[Consignas]
- a) Responde estas preguntas sobre el relato de la Presentación del Señor:
(i) ¿Qué oblación indica la ley del Señor?
(ii) ¿De qué tribu era Ana?
(iii) ¿A qué ciudad volvieron al final?
- b) Reproduce el relato de la Presentación del Señor desde «Había entonces en» hasta «fue al templo.», incluido este último.

[Fragmento para leer]

La Presentación del Señor

Cuando se cumplieron los días de la purificación, según la ley de Moisés, los padres de Jesús lo llevaron a Jerusalén para presentarlo al Señor, de acuerdo con lo escrito en la ley del Señor: «Todo varón primogénito será consagrado al Señor», y para entregar la oblación, como dice la ley del Señor: «un par de tórtolas o dos pichones».

Había entonces en Jerusalén un hombre llamado Simeón, hombre justo y piadoso, que aguardaba el consuelo de Israel; y el Espíritu Santo estaba con él. Le había sido revelado por el Espíritu Santo que no vería la muerte antes de ver al Mesías del Señor. Impulsado por el Espíritu, fue al templo.

Y cuando entraban con el niño Jesús sus padres para cumplir con él lo acostumbrado según la ley, Simeón lo tomó en brazos y bendijo a Dios diciendo:

«Ahora, Señor, según tu promesa, puedes dejar a tu siervo irse en paz.

Porque mis ojos han visto a tu Salvador, a quien has presentado ante todos los pueblos:

luz para alumbrar a las naciones y gloria de tu pueblo Israel».

Su padre y su madre estaban admirados por lo que se decía del niño. Simeón los bendijo y dijo a María, su madre:

«Este ha sido puesto para que muchos en Israel caigan y se levanten; y será como un signo de contradicción –y a ti misma una espada te traspasará el alma–, para que se pongan de manifiesto los pensamientos de muchos corazones».

Había también una profetisa, Ana, hija de Fanuel, de la tribu de Aser, ya muy avanzada en años. De joven había vivido siete años casada, y luego viuda hasta los ochenta y cuatro; no se apartaba del templo, sirviendo a Dios con ayunos y oraciones noche y día. Presentándose en aquel momento, alababa también a Dios y hablaba del niño a todos los que aguardaban la liberación de Jerusalén.

Y, cuando cumplieron todo lo que prescribía la ley del Señor, se volvieron a Galilea, a su ciudad de Nazaret. El niño, por su parte, iba creciendo y robusteciéndose, lleno de sabiduría; y la gracia de Dios estaba con él. (Lc 2, 22-40)

La narración del episodio de la Presentación de Jesús al templo es solo presentado por el evangelista Lucas, que dedica los primeros capítulos de su Evangelio a los eventos de la infancia del Señor.

[Contenido del listado]
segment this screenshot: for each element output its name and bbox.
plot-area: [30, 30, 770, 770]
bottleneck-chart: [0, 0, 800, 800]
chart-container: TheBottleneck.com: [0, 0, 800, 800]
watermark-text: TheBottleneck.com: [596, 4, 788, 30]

[Respuestas]
- a)
(i) Un par de tórtolas o dos pichones.
(ii) De la tribu de Aser.
(iii) A Nazaret, en Galilea.

- b)
Había entonces en Jerusalén un hombre llamado Simeón, hombre justo y piadoso, que aguardaba el consuelo de Israel; y el Espíritu Santo estaba con él. Le había sido revelado por el Espíritu Santo que no vería la muerte antes de ver al Mesías del Señor. Impulsado por el Espíritu, fue al templo.